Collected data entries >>
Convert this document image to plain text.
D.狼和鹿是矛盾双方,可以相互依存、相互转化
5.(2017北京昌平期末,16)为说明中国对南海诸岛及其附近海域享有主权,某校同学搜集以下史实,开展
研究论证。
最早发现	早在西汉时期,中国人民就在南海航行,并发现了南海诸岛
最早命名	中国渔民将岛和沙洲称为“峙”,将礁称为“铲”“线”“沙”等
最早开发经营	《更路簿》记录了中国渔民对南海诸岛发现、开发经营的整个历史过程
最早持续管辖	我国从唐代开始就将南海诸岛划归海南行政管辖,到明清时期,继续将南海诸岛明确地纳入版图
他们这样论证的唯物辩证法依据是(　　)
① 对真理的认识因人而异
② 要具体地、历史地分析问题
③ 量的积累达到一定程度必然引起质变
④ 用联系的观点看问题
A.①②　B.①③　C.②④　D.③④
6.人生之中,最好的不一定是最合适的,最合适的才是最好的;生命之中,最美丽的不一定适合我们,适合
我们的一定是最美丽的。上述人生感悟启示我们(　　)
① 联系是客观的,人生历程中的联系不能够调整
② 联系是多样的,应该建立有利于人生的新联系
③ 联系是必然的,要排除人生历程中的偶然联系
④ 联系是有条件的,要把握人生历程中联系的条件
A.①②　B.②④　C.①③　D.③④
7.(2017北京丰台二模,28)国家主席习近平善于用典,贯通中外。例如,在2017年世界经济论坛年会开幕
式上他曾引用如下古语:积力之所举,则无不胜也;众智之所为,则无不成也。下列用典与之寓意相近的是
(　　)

What is asked >> Exactly reproduce every line of the records.

Task answer >>
Convert this document image to plain text.
D.狼和鹿是矛盾双方,可以相互依存、相互转化
5.(2017北京昌平期末,16)为说明中国对南海诸岛及其附近海域享有主权,某校同学搜集以下史实,开展
研究论证。
最早发现	早在西汉时期,中国人民就在南海航行,并发现了南海诸岛
最早命名	中国渔民将岛和沙洲称为“峙”,将礁称为“铲”“线”“沙”等
最早开发经营	《更路簿》记录了中国渔民对南海诸岛发现、开发经营的整个历史过程
最早持续管辖	我国从唐代开始就将南海诸岛划归海南行政管辖,到明清时期,继续将南海诸岛明确地纳入版图
他们这样论证的唯物辩证法依据是(　　)
① 对真理的认识因人而异
② 要具体地、历史地分析问题
③ 量的积累达到一定程度必然引起质变
④ 用联系的观点看问题
A.①②　B.①③　C.②④　D.③④
6.人生之中,最好的不一定是最合适的,最合适的才是最好的;生命之中,最美丽的不一定适合我们,适合
我们的一定是最美丽的。上述人生感悟启示我们(　　)
① 联系是客观的,人生历程中的联系不能够调整
② 联系是多样的,应该建立有利于人生的新联系
③ 联系是必然的,要排除人生历程中的偶然联系
④ 联系是有条件的,要把握人生历程中联系的条件
A.①②　B.②④　C.①③　D.③④
7.(2017北京丰台二模,28)国家主席习近平善于用典,贯通中外。例如,在2017年世界经济论坛年会开幕
式上他曾引用如下古语:积力之所举,则无不胜也;众智之所为,则无不成也。下列用典与之寓意相近的是
(　　)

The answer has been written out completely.